==== Data supplied
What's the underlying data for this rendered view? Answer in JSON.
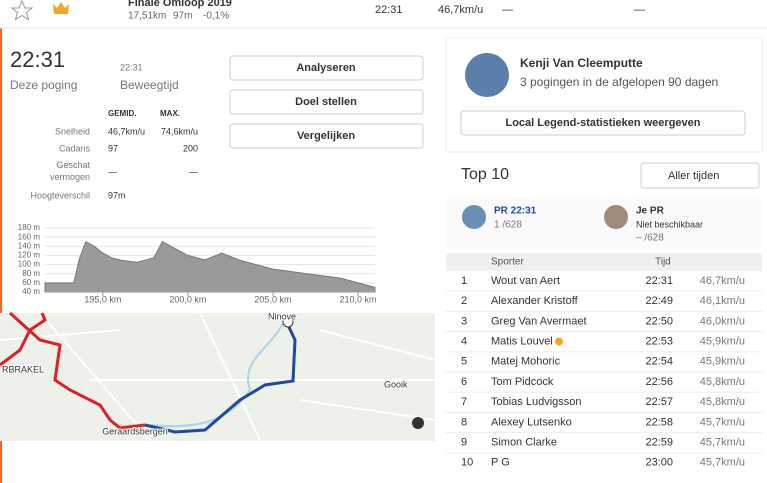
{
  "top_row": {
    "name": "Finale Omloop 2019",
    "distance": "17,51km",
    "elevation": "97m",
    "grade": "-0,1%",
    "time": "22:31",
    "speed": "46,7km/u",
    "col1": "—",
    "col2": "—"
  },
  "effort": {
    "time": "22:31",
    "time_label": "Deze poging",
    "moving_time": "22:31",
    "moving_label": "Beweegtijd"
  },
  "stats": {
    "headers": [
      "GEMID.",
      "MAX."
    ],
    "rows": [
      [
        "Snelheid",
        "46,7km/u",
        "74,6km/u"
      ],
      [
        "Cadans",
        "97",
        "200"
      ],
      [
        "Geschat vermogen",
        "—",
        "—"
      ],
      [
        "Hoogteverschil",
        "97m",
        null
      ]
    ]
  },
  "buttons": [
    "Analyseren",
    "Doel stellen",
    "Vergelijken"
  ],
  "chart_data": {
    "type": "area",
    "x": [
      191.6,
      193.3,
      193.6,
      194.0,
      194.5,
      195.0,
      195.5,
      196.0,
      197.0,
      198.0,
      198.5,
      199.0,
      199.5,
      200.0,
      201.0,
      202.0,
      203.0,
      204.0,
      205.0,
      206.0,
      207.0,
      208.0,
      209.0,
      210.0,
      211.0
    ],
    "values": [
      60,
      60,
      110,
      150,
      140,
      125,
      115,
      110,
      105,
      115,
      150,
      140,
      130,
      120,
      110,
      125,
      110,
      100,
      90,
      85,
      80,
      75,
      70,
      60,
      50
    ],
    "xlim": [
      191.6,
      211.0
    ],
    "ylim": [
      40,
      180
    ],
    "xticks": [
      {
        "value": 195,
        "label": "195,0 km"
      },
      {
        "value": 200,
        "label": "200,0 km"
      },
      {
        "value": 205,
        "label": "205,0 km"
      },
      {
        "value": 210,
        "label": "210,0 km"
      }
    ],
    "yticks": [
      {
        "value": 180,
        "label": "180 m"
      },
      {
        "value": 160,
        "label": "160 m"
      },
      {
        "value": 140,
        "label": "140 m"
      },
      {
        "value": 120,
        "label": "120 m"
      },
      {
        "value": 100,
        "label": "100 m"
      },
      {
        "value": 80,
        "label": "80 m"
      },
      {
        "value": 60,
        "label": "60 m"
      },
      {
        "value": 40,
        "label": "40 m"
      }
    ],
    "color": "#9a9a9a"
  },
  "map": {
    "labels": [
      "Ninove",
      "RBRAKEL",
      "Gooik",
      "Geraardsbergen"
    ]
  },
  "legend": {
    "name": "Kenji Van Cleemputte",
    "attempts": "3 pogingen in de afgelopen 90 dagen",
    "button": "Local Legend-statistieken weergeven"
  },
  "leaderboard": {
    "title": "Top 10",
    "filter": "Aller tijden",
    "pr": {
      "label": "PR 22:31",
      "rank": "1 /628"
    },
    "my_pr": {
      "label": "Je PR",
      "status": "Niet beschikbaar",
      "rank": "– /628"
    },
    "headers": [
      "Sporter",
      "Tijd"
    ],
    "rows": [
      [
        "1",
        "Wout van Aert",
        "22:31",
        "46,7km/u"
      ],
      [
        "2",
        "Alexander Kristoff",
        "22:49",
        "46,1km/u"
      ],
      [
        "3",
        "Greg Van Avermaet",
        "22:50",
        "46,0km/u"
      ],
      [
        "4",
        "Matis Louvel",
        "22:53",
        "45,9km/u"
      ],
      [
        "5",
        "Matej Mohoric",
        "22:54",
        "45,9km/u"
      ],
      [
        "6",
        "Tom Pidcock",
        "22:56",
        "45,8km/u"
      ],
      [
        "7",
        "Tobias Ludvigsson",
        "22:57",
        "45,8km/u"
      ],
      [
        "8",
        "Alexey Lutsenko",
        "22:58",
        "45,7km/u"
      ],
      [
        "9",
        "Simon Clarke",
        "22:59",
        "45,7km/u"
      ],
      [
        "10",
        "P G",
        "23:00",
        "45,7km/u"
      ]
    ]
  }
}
========
==== Data supplied
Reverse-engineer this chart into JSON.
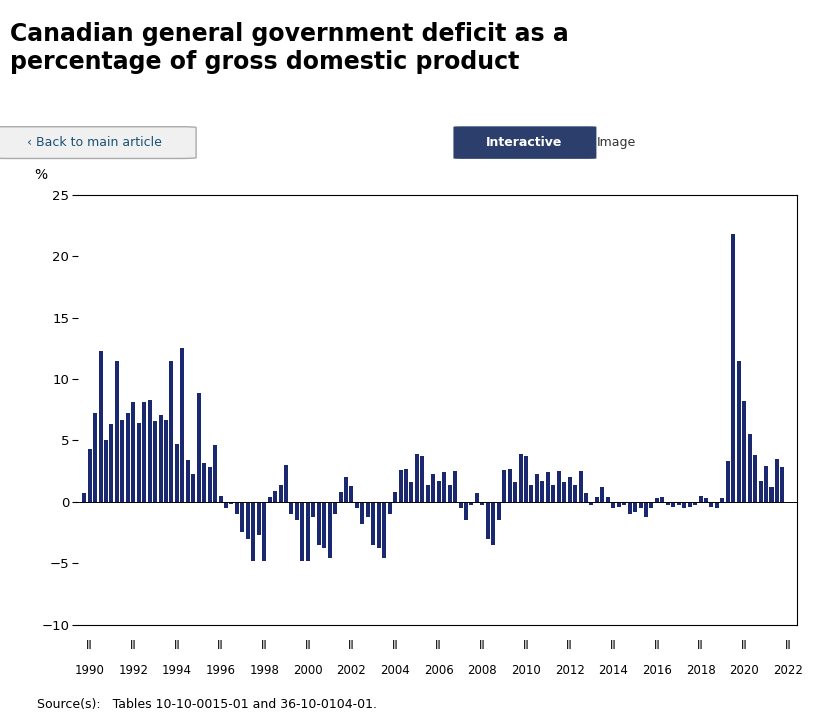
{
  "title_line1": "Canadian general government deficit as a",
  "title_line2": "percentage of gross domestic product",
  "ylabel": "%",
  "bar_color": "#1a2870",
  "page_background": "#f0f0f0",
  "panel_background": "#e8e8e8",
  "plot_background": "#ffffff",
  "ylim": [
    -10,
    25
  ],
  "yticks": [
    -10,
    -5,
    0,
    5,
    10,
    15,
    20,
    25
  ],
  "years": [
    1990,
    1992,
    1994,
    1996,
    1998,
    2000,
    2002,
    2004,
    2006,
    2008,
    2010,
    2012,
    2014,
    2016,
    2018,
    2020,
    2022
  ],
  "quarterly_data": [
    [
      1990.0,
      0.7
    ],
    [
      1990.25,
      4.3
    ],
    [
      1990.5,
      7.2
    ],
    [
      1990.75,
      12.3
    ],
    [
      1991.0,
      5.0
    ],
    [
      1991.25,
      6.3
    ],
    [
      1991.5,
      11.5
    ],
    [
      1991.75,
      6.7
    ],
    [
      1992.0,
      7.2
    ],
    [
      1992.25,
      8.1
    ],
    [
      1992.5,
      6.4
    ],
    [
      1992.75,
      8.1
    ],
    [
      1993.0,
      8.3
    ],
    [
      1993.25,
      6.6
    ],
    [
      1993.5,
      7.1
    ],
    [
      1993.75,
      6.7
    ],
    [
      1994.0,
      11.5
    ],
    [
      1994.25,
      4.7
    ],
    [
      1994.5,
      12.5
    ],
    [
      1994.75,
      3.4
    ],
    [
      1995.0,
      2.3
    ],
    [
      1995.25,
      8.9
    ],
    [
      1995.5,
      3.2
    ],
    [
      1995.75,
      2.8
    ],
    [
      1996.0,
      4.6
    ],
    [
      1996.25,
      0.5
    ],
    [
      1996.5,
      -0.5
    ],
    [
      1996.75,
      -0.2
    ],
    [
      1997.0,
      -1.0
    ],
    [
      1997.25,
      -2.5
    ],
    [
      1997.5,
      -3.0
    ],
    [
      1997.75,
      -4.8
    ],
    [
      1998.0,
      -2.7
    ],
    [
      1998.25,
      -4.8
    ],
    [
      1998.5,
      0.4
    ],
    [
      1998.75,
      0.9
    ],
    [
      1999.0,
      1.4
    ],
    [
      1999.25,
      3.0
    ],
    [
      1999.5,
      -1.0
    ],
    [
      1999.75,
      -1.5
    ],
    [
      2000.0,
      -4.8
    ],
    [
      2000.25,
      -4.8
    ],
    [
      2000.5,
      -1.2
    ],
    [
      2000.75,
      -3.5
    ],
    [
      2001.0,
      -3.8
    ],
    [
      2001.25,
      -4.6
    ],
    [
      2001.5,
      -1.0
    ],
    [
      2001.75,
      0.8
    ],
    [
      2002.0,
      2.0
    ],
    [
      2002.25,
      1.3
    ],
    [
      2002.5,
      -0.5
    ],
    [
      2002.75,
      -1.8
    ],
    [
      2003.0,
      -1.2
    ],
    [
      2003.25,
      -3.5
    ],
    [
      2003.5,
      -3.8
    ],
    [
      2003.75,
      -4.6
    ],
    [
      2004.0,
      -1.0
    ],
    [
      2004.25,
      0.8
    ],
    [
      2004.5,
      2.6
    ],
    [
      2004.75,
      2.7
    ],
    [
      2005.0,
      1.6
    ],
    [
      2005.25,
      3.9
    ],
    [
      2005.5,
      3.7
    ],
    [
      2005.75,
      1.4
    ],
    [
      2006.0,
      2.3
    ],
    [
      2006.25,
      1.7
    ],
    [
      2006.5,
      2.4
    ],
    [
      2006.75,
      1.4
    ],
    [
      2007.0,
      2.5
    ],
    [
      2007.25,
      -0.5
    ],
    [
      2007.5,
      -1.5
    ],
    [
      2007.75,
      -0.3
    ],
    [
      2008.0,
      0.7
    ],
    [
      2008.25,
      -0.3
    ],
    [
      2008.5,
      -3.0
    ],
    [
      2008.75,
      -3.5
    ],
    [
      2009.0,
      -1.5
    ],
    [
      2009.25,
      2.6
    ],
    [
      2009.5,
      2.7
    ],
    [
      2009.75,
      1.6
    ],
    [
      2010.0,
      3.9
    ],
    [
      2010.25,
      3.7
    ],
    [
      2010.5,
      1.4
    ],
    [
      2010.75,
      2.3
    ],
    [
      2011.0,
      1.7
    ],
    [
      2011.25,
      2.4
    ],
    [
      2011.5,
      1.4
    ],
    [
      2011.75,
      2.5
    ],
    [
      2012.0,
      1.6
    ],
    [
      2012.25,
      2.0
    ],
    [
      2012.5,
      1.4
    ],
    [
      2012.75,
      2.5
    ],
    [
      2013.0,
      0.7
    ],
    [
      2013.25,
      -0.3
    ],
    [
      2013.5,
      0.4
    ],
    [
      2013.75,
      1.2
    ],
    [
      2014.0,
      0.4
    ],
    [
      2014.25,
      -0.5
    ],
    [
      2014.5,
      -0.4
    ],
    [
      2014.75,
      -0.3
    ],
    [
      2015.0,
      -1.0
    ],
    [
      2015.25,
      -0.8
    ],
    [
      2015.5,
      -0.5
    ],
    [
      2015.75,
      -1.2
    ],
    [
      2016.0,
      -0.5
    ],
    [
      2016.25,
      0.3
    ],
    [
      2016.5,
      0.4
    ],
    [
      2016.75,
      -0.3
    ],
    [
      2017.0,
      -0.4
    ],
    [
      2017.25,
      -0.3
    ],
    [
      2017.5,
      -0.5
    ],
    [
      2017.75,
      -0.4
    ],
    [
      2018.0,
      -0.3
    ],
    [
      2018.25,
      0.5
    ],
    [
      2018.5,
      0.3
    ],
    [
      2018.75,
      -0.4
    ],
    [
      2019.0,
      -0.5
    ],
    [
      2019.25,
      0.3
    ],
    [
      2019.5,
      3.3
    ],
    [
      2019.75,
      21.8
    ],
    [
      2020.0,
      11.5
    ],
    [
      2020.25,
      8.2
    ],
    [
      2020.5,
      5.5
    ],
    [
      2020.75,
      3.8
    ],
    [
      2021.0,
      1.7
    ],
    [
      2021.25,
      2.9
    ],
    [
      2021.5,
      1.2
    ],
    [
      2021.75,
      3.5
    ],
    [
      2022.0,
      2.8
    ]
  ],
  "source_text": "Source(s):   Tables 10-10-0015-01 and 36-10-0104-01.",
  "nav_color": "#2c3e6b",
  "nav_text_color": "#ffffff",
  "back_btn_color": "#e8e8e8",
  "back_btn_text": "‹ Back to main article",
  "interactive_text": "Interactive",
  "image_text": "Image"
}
========
==== Data supplied
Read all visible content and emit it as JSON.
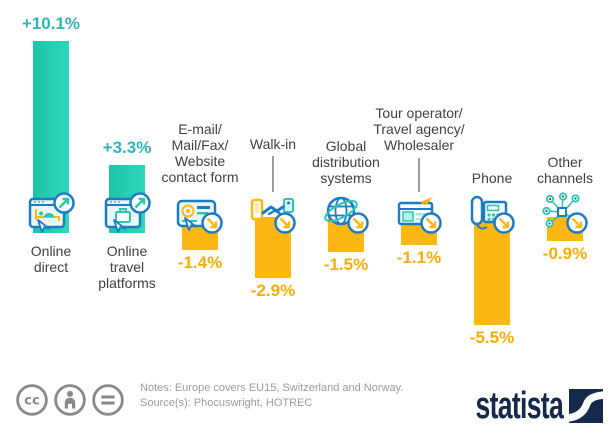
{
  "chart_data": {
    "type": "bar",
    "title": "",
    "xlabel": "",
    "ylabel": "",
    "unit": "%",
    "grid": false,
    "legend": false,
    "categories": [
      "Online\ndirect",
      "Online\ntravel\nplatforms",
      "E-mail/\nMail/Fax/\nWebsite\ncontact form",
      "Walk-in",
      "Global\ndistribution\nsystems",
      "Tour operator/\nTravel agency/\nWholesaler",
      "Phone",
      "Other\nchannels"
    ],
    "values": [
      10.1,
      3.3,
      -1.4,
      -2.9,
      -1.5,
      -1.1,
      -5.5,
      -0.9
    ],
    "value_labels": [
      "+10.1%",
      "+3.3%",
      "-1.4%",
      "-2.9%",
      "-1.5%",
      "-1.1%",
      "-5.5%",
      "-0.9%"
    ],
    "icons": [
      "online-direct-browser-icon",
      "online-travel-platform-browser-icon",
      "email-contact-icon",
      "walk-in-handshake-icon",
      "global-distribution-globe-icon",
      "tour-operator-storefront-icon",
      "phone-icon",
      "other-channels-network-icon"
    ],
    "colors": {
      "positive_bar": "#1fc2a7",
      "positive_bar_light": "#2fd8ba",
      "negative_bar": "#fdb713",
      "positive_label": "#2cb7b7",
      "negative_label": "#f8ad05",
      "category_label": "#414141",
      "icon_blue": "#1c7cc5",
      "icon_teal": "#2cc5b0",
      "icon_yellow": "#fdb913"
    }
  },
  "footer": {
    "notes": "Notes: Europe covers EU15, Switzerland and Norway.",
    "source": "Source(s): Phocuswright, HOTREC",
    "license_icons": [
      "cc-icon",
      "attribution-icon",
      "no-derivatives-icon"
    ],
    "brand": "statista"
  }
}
========
Directions: In the material above, tally every line with the string "this" in it, then give that number alone.

Solution: 2